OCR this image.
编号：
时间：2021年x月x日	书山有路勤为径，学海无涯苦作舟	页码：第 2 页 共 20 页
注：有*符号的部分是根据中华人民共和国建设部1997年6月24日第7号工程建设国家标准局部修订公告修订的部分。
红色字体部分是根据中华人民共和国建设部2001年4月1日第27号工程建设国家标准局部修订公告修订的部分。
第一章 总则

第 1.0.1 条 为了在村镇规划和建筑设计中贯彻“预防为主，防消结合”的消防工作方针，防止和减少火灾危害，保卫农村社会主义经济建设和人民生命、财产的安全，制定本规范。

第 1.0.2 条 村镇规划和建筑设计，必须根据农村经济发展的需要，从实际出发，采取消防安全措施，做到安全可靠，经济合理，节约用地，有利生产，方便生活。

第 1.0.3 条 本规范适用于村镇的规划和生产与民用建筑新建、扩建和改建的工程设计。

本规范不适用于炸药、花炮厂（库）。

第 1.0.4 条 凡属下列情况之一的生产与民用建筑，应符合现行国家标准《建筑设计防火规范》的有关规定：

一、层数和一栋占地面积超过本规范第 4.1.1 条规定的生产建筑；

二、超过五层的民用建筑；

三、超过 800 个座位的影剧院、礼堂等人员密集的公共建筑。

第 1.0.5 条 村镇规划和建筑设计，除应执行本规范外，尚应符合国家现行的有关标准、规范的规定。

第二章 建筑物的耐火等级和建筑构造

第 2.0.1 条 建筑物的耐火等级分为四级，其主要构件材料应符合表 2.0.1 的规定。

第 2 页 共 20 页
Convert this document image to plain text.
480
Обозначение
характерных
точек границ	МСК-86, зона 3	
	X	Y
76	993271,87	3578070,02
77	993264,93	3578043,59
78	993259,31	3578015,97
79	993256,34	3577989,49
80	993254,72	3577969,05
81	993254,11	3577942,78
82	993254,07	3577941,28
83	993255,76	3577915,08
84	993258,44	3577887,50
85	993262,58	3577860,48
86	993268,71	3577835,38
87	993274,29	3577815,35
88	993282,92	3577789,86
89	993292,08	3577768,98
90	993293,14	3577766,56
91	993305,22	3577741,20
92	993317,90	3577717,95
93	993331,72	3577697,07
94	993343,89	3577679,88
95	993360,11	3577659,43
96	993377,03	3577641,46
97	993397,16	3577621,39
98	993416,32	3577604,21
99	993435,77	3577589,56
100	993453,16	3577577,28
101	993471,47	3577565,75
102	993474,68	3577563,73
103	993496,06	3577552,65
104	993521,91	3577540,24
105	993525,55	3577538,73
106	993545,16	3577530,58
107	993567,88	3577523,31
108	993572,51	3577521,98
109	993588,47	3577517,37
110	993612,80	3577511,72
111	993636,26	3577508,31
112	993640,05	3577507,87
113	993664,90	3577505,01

○ ○ ○ ○ ○

**Aim:**
Pick out every line above that contains the word "this" and copy it.

**Reply:**
OCR this image.
Convert this document image to plain text.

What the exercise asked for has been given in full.